→ **GOAL OF THE EXERCISE**: What is the number of lines in these entries that contain "росла"? State it alone.

→ **RAW RECORDS**:

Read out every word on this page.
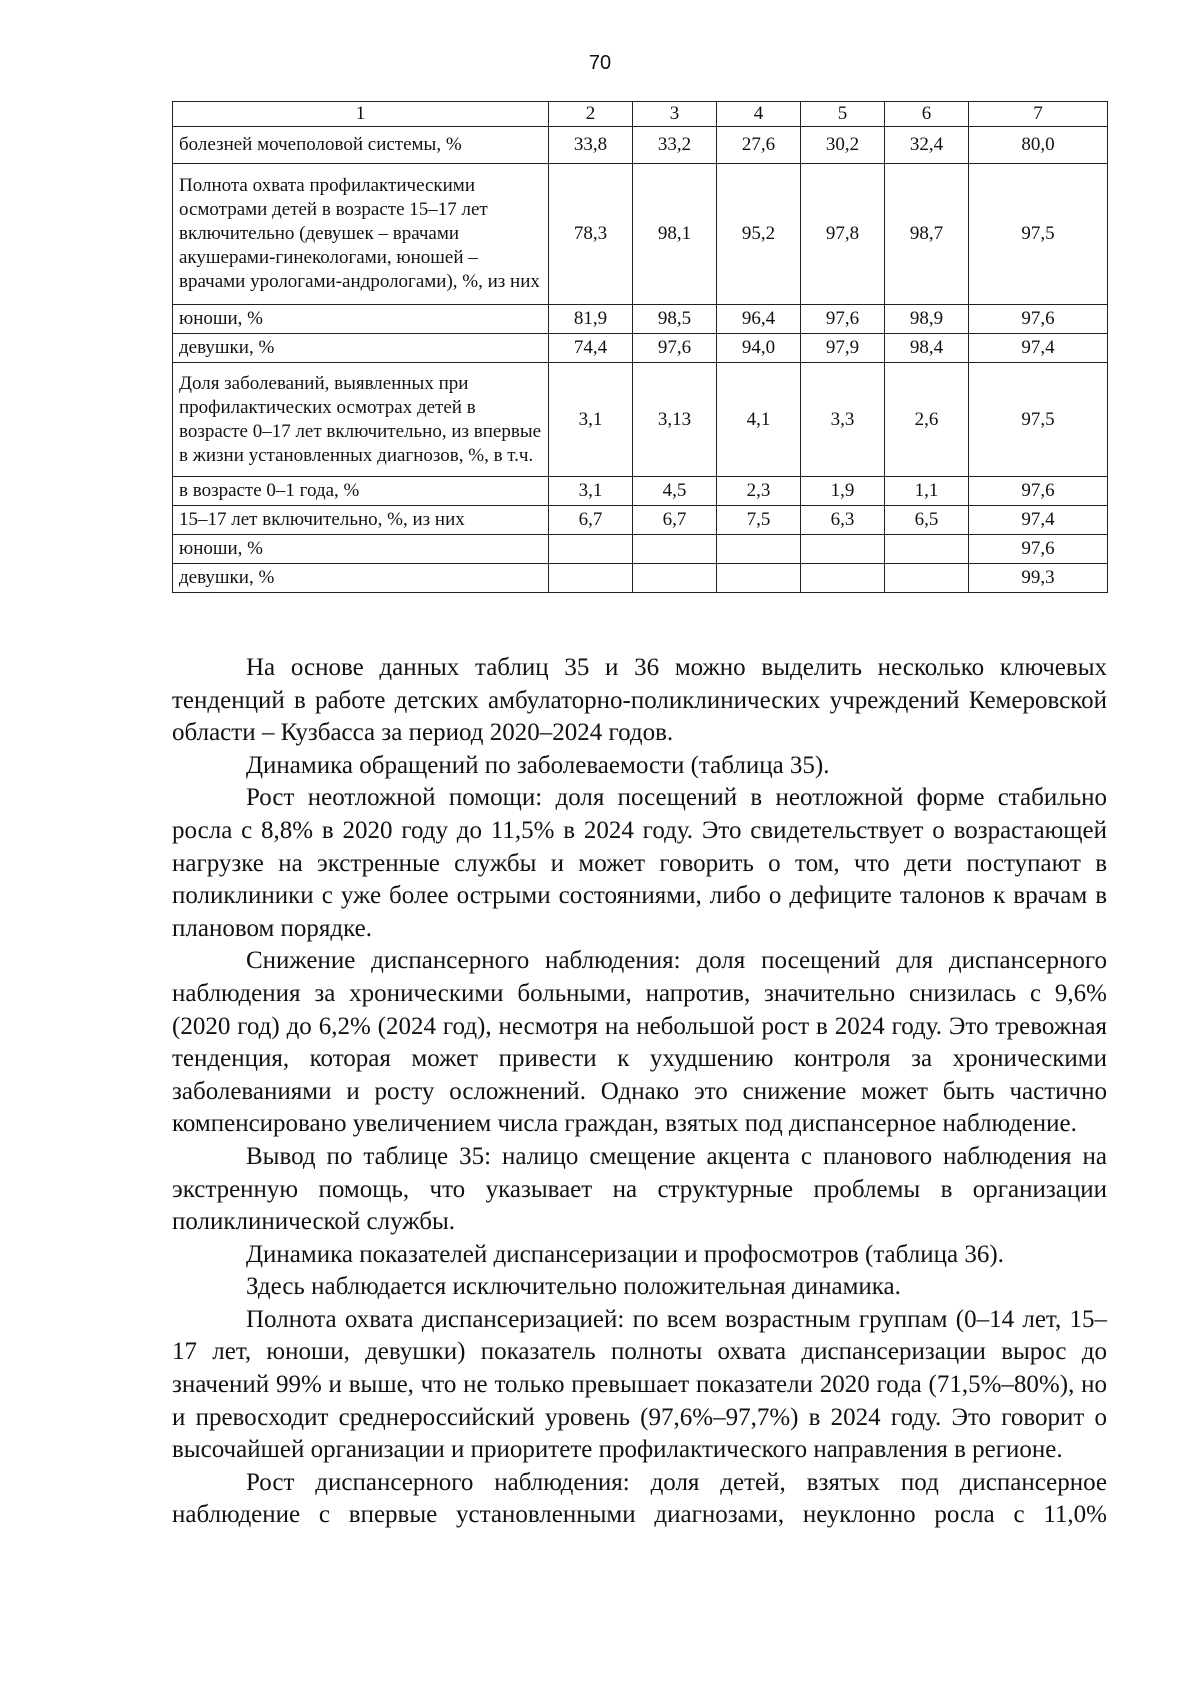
70
1	2	3	4	5	6	7
болезней мочеполовой системы, %	33,8	33,2	27,6	30,2	32,4	80,0
Полнота охвата профилактическими осмотрами детей в возрасте 15–17 лет включительно (девушек – врачами акушерами-гинекологами, юношей – врачами урологами-андрологами), %, из них	78,3	98,1	95,2	97,8	98,7	97,5
юноши, %	81,9	98,5	96,4	97,6	98,9	97,6
девушки, %	74,4	97,6	94,0	97,9	98,4	97,4
Доля заболеваний, выявленных при профилактических осмотрах детей в возрасте 0–17 лет включительно, из впервые в жизни установленных диагнозов, %, в т.ч.	3,1	3,13	4,1	3,3	2,6	97,5
в возрасте 0–1 года, %	3,1	4,5	2,3	1,9	1,1	97,6
15–17 лет включительно, %, из них	6,7	6,7	7,5	6,3	6,5	97,4
юноши, %						97,6
девушки, %						99,3

На основе данных таблиц 35 и 36 можно выделить несколько ключевых тенденций в работе детских амбулаторно-поликлинических учреждений Кемеровской области – Кузбасса за период 2020–2024 годов.

Динамика обращений по заболеваемости (таблица 35).

Рост неотложной помощи: доля посещений в неотложной форме стабильно росла с 8,8% в 2020 году до 11,5% в 2024 году. Это свидетельствует о возрастающей нагрузке на экстренные службы и может говорить о том, что дети поступают в поликлиники с уже более острыми состояниями, либо о дефиците талонов к врачам в плановом порядке.

Снижение диспансерного наблюдения: доля посещений для диспансерного наблюдения за хроническими больными, напротив, значительно снизилась с 9,6% (2020 год) до 6,2% (2024 год), несмотря на небольшой рост в 2024 году. Это тревожная тенденция, которая может привести к ухудшению контроля за хроническими заболеваниями и росту осложнений. Однако это снижение может быть частично компенсировано увеличением числа граждан, взятых под диспансерное наблюдение.

Вывод по таблице 35: налицо смещение акцента с планового наблюдения на экстренную помощь, что указывает на структурные проблемы в организации поликлинической службы.

Динамика показателей диспансеризации и профосмотров (таблица 36).

Здесь наблюдается исключительно положительная динамика.

Полнота охвата диспансеризацией: по всем возрастным группам (0–14 лет, 15–17 лет, юноши, девушки) показатель полноты охвата диспансеризации вырос до значений 99% и выше, что не только превышает показатели 2020 года (71,5%–80%), но и превосходит среднероссийский уровень (97,6%–97,7%) в 2024 году. Это говорит о высочайшей организации и приоритете профилактического направления в регионе.

Рост диспансерного наблюдения: доля детей, взятых под диспансерное наблюдение с впервые установленными диагнозами, неуклонно росла с 11,0%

→ **EXERCISE RESULT**: 2